◆ To be done
Among the entries below, count the lines that contain the word "Zeitschritten". Write down only the total.

◆ Recorded information
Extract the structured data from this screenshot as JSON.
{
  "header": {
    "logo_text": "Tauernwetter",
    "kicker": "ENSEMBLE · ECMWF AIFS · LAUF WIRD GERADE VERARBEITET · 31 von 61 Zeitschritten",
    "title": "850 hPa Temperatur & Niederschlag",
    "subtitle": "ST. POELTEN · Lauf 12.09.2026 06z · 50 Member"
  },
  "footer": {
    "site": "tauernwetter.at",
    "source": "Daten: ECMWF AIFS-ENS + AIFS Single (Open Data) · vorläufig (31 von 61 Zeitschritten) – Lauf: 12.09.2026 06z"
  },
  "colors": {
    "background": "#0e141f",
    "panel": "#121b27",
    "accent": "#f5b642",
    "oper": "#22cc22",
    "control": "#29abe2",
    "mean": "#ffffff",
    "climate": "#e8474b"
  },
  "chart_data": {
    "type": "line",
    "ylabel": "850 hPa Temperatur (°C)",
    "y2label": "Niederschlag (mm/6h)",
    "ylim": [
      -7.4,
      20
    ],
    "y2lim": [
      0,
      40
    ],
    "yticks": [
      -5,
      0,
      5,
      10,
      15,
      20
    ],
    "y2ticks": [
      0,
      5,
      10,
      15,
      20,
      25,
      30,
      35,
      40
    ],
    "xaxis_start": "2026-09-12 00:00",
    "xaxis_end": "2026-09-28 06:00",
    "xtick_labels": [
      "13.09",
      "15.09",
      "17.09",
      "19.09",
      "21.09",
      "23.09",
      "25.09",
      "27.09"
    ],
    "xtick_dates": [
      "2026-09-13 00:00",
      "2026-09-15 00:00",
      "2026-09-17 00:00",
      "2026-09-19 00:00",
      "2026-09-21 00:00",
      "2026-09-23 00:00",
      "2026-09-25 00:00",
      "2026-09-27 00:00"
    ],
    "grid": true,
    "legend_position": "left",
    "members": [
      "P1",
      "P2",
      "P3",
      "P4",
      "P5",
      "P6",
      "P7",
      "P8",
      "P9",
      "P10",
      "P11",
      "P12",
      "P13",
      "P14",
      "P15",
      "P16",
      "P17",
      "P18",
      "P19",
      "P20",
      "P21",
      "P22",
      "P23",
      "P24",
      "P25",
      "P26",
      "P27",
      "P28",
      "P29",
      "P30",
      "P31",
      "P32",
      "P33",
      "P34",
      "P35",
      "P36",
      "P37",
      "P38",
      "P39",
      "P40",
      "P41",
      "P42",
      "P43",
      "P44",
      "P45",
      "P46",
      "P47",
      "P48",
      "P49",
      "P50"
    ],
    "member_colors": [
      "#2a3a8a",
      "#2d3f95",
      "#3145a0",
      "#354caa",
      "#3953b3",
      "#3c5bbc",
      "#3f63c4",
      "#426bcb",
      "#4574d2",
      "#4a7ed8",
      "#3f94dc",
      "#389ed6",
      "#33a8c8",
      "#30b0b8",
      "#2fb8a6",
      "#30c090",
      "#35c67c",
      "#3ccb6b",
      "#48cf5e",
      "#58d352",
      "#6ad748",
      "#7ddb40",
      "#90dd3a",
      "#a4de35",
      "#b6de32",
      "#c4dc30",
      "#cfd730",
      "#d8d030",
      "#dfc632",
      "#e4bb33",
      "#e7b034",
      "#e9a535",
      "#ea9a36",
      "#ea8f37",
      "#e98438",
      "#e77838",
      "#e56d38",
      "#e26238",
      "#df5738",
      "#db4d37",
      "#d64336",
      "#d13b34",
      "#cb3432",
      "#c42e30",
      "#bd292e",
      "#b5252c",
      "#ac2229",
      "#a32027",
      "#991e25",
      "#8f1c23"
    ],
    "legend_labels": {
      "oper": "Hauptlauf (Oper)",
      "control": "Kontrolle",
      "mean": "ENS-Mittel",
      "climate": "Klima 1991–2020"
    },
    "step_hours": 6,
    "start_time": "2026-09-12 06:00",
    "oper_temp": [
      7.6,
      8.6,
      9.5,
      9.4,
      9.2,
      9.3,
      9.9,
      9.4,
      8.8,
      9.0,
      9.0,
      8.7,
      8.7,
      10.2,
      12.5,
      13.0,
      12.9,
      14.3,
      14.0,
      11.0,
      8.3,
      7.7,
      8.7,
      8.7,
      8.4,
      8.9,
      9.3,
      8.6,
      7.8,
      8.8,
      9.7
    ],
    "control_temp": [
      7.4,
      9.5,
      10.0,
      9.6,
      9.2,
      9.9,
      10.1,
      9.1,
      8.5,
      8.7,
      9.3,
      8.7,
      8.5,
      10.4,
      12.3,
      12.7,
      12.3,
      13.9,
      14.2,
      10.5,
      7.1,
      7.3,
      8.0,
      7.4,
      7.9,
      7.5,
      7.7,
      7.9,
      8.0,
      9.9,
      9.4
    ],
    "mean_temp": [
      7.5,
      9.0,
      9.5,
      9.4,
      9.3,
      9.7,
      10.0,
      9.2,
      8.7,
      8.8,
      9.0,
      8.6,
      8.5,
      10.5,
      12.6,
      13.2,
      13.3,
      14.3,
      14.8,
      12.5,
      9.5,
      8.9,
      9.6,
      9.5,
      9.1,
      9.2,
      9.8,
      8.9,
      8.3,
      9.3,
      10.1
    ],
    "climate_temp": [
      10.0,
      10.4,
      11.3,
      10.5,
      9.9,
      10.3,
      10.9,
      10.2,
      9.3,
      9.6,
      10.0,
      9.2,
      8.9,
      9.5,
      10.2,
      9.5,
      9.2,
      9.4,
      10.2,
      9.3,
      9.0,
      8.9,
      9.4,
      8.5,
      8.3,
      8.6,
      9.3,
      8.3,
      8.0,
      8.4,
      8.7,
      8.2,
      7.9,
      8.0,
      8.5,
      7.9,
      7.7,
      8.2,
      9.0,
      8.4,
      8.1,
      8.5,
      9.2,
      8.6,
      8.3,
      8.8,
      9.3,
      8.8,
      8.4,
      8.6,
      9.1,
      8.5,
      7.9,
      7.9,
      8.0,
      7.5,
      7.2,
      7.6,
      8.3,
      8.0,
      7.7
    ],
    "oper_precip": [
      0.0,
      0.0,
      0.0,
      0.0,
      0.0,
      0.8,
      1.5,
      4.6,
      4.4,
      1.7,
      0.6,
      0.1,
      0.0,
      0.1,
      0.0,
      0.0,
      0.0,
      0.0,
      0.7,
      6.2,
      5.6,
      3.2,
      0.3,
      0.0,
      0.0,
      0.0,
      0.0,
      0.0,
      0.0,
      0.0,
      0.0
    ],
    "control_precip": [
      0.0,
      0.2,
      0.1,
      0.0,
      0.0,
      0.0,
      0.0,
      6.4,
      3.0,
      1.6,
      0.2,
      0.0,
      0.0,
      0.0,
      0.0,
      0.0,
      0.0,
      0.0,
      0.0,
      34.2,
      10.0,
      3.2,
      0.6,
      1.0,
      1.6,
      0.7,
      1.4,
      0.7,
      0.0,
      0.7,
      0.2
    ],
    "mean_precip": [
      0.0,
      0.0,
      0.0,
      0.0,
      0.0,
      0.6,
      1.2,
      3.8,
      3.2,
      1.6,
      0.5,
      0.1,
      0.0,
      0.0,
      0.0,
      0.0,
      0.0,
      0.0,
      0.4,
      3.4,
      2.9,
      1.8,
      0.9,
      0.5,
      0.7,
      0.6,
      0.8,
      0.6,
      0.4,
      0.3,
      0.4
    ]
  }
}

◆ Response to this task
2